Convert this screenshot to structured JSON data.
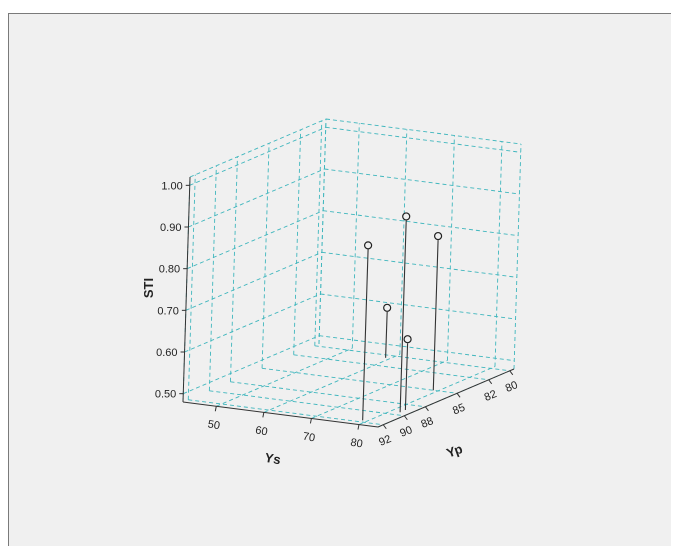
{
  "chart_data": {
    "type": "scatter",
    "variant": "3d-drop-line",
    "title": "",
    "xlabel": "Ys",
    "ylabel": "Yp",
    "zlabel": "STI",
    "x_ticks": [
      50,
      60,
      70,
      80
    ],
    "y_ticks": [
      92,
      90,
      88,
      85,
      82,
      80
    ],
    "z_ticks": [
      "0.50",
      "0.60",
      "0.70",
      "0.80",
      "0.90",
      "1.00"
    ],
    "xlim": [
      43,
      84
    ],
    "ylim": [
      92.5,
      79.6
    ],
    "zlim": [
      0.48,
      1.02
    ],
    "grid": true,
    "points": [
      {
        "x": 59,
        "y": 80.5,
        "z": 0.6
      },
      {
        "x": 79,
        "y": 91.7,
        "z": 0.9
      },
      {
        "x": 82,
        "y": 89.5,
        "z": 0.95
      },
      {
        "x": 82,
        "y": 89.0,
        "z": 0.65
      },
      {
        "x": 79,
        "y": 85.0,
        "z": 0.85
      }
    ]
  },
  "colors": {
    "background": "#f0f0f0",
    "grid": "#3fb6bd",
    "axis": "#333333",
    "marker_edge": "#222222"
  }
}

************

YOUR OBJECTIVE >> Repeat the data exactly, dropping every picture it holds.

WRITTEN ANSWER >>
Convert this screenshot to structured JSON data.
{
  "chart_data": {
    "type": "scatter",
    "variant": "3d-drop-line",
    "title": "",
    "xlabel": "Ys",
    "ylabel": "Yp",
    "zlabel": "STI",
    "x_ticks": [
      50,
      60,
      70,
      80
    ],
    "y_ticks": [
      92,
      90,
      88,
      85,
      82,
      80
    ],
    "z_ticks": [
      "0.50",
      "0.60",
      "0.70",
      "0.80",
      "0.90",
      "1.00"
    ],
    "xlim": [
      43,
      84
    ],
    "ylim": [
      92.5,
      79.6
    ],
    "zlim": [
      0.48,
      1.02
    ],
    "grid": true,
    "points": [
      {
        "x": 59,
        "y": 80.5,
        "z": 0.6
      },
      {
        "x": 79,
        "y": 91.7,
        "z": 0.9
      },
      {
        "x": 82,
        "y": 89.5,
        "z": 0.95
      },
      {
        "x": 82,
        "y": 89.0,
        "z": 0.65
      },
      {
        "x": 79,
        "y": 85.0,
        "z": 0.85
      }
    ]
  },
  "colors": {
    "background": "#f0f0f0",
    "grid": "#3fb6bd",
    "axis": "#333333",
    "marker_edge": "#222222"
  }
}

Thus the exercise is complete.